— JOB —
Within the records below, find each line that holds the string "Happy", then copy it.

##########

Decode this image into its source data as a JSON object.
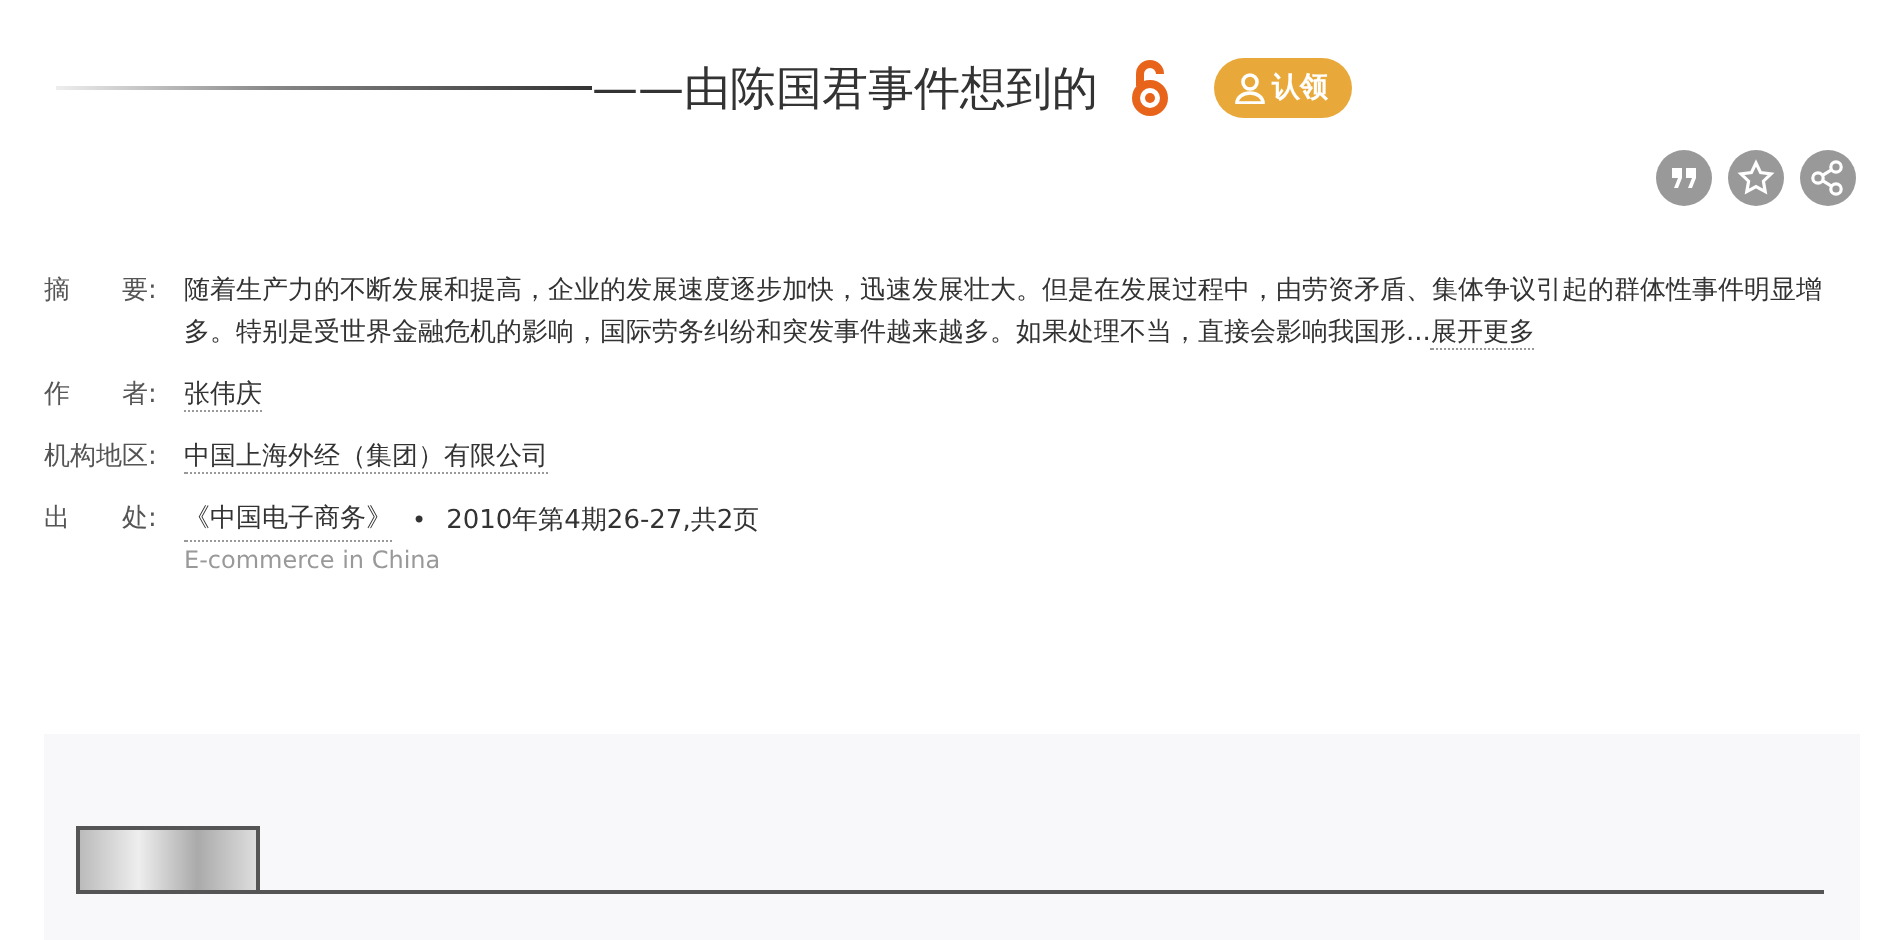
{
  "title": {
    "text": "——由陈国君事件想到的",
    "open_access": true
  },
  "claim_badge": {
    "label": "认领"
  },
  "actions": [
    {
      "kind": "cite"
    },
    {
      "kind": "favorite"
    },
    {
      "kind": "share"
    }
  ],
  "fields": [
    {
      "kind": "abstract",
      "label": "摘　　要:",
      "value": "随着生产力的不断发展和提高，企业的发展速度逐步加快，迅速发展壮大。但是在发展过程中，由劳资矛盾、集体争议引起的群体性事件明显增多。特别是受世界金融危机的影响，国际劳务纠纷和突发事件越来越多。如果处理不当，直接会影响我国形...",
      "more": "展开更多"
    },
    {
      "kind": "link",
      "label": "作　　者:",
      "value": "张伟庆"
    },
    {
      "kind": "link",
      "label": "机构地区:",
      "value": "中国上海外经（集团）有限公司"
    },
    {
      "kind": "source",
      "label": "出　　处:",
      "value": "《中国电子商务》",
      "separator": "•",
      "issue": "2010年第4期26-27,共2页",
      "subtitle": "E-commerce in China"
    }
  ]
}
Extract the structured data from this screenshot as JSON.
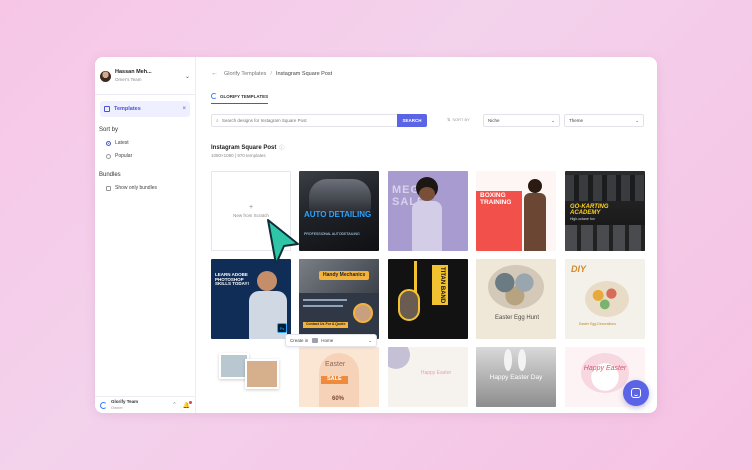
{
  "user": {
    "name": "Hassan Meh...",
    "team": "Omer's Team"
  },
  "nav": {
    "active_label": "Templates"
  },
  "filters": {
    "sort_title": "Sort by",
    "sort_options": [
      "Latest",
      "Popular"
    ],
    "bundles_title": "Bundles",
    "bundles_option": "Show only bundles"
  },
  "bottom": {
    "team_name": "Glorify Team",
    "role": "Owner"
  },
  "breadcrumb": {
    "root": "Glorify Templates",
    "current": "Instagram Square Post"
  },
  "tab": {
    "label": "GLORIFY TEMPLATES"
  },
  "search": {
    "placeholder": "Search designs for Instagram Square Post",
    "button": "SEARCH"
  },
  "sort": {
    "label": "SORT BY",
    "niche": "Niche",
    "theme": "Theme"
  },
  "section": {
    "title": "Instagram Square Post",
    "subtitle": "1080×1080 | 970 templates"
  },
  "cards": {
    "new": "New from Scratch",
    "c1_title": "AUTO DETAILING",
    "c1_sub": "PROFESSIONAL AUTODETAILING",
    "c2_title": "MEGA SALE",
    "c3_title": "BOXING TRAINING",
    "c4_title": "GO-KARTING ACADEMY",
    "c4_sub": "High-octane fun",
    "c5_title": "LEARN ADOBE PHOTOSHOP SKILLS TODAY!",
    "c5_badge": "Ps",
    "c6_title": "Handy Mechanics",
    "c6_sub": "Contact Us For A Quote",
    "c7_title": "TITAN BAND",
    "c8_title": "Easter Egg Hunt",
    "c9_title": "DIY",
    "c9_sub": "Easter Egg Decorations",
    "c11_title": "Easter",
    "c11_sale": "SALE",
    "c11_pct": "60%",
    "c12_title": "Happy Easter",
    "c13_title": "Happy Easter Day",
    "c14_title": "Happy Easter"
  },
  "createbar": {
    "prefix": "Create in",
    "location": "Home"
  },
  "colors": {
    "accent": "#5b63e6",
    "background": "#f6c8e6"
  }
}
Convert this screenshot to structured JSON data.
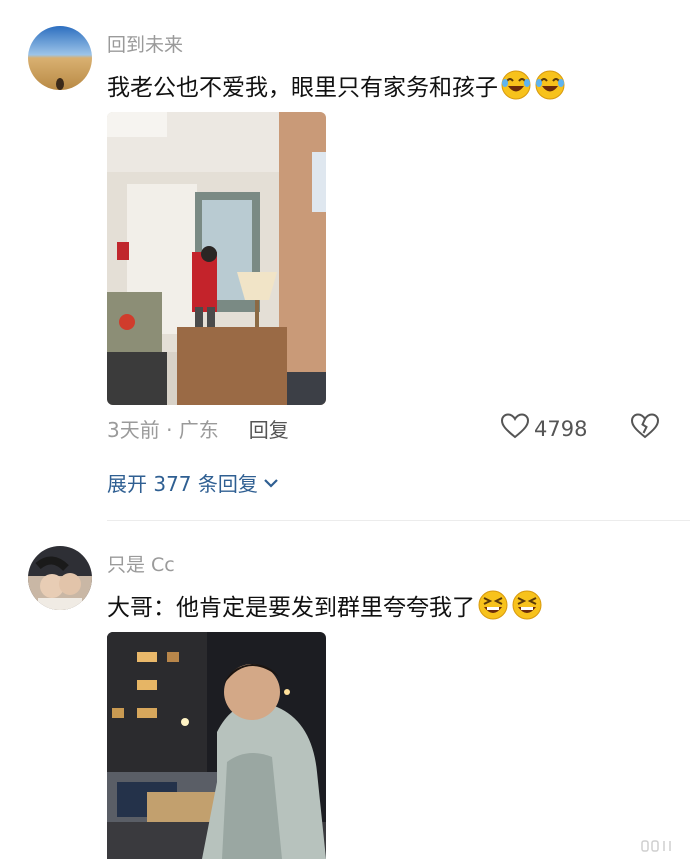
{
  "comments": [
    {
      "username": "回到未来",
      "text": "我老公也不爱我，眼里只有家务和孩子",
      "emojis": [
        "rolling-laughing-emoji",
        "rolling-laughing-emoji"
      ],
      "time_location": "3天前 · 广东",
      "reply_label": "回复",
      "likes": "4798",
      "expand_label": "展开 377 条回复"
    },
    {
      "username": "只是 Cc",
      "text": "大哥：他肯定是要发到群里夸夸我了",
      "emojis": [
        "grinning-squint-emoji",
        "grinning-squint-emoji"
      ]
    }
  ],
  "colors": {
    "username": "#9a9a9a",
    "link": "#2f5f92",
    "text": "#111111"
  }
}
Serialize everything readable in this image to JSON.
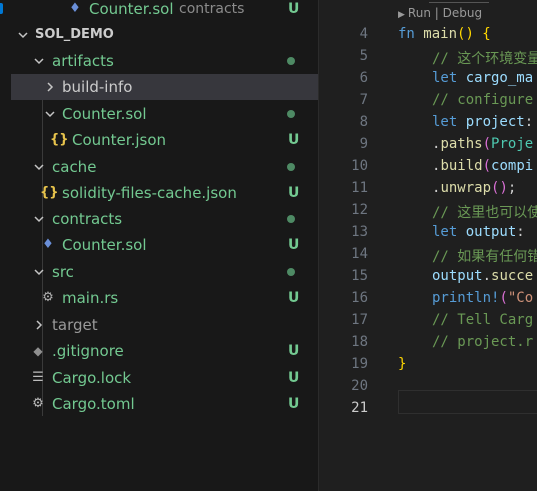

##########

— TASK SOLUTION —
    "c12_title": "Happy Easter",
    "c13_title": "Happy Easter Day",
    "c14_title": "Happy Easter"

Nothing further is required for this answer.